## The exercise
Repeat the material below exactly, with no pictures.
— Begin Material provided —
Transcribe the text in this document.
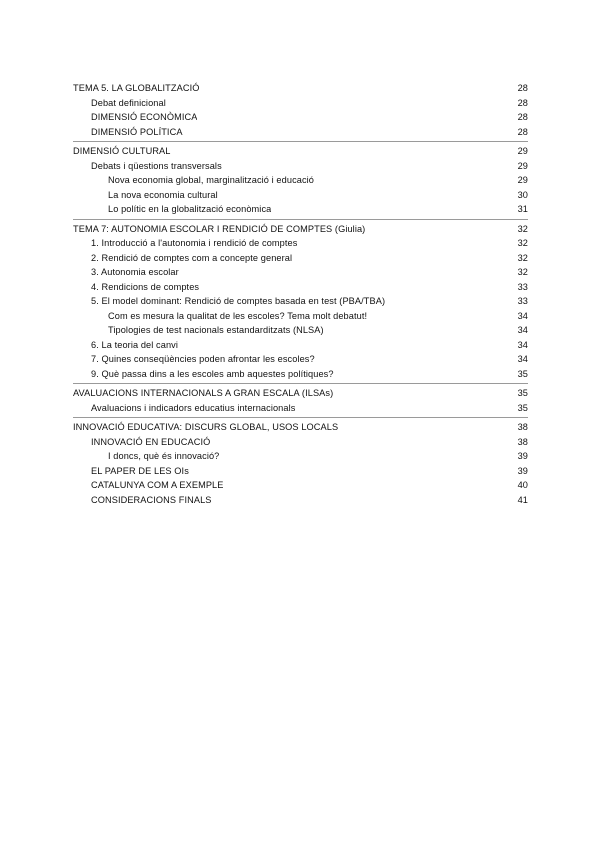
TEMA 5. LA GLOBALITZACIÓ	28
Debat definicional	28
DIMENSIÓ ECONÒMICA	28
DIMENSIÓ POLÍTICA	28
DIMENSIÓ CULTURAL	29
Debats i qüestions transversals	29
Nova economia global, marginalització i educació	29
La nova economia cultural	30
Lo polític en la globalització econòmica	31
TEMA 7: AUTONOMIA ESCOLAR I RENDICIÓ DE COMPTES (Giulia)	32
1. Introducció a l'autonomia i rendició de comptes	32
2. Rendició de comptes com a concepte general	32
3. Autonomia escolar	32
4. Rendicions de comptes	33
5. El model dominant: Rendició de comptes basada en test (PBA/TBA)	33
Com es mesura la qualitat de les escoles? Tema molt debatut!	34
Tipologies de test nacionals estandarditzats (NLSA)	34
6. La teoria del canvi	34
7. Quines conseqüències poden afrontar les escoles?	34
9. Què passa dins a les escoles amb aquestes polítiques?	35
AVALUACIONS INTERNACIONALS A GRAN ESCALA (ILSAs)	35
Avaluacions i indicadors educatius internacionals	35
INNOVACIÓ EDUCATIVA: DISCURS GLOBAL, USOS LOCALS	38
INNOVACIÓ EN EDUCACIÓ	38
I doncs, què és innovació?	39
EL PAPER DE LES OIs	39
CATALUNYA COM A EXEMPLE	40
CONSIDERACIONS FINALS	41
— End Material provided —
## Result of the exercise
Transcribe the text in this document.
TEMA 5. LA GLOBALITZACIÓ	28
Debat definicional	28
DIMENSIÓ ECONÒMICA	28
DIMENSIÓ POLÍTICA	28
DIMENSIÓ CULTURAL	29
Debats i qüestions transversals	29
Nova economia global, marginalització i educació	29
La nova economia cultural	30
Lo polític en la globalització econòmica	31
TEMA 7: AUTONOMIA ESCOLAR I RENDICIÓ DE COMPTES (Giulia)	32
1. Introducció a l'autonomia i rendició de comptes	32
2. Rendició de comptes com a concepte general	32
3. Autonomia escolar	32
4. Rendicions de comptes	33
5. El model dominant: Rendició de comptes basada en test (PBA/TBA)	33
Com es mesura la qualitat de les escoles? Tema molt debatut!	34
Tipologies de test nacionals estandarditzats (NLSA)	34
6. La teoria del canvi	34
7. Quines conseqüències poden afrontar les escoles?	34
9. Què passa dins a les escoles amb aquestes polítiques?	35
AVALUACIONS INTERNACIONALS A GRAN ESCALA (ILSAs)	35
Avaluacions i indicadors educatius internacionals	35
INNOVACIÓ EDUCATIVA: DISCURS GLOBAL, USOS LOCALS	38
INNOVACIÓ EN EDUCACIÓ	38
I doncs, què és innovació?	39
EL PAPER DE LES OIs	39
CATALUNYA COM A EXEMPLE	40
CONSIDERACIONS FINALS	41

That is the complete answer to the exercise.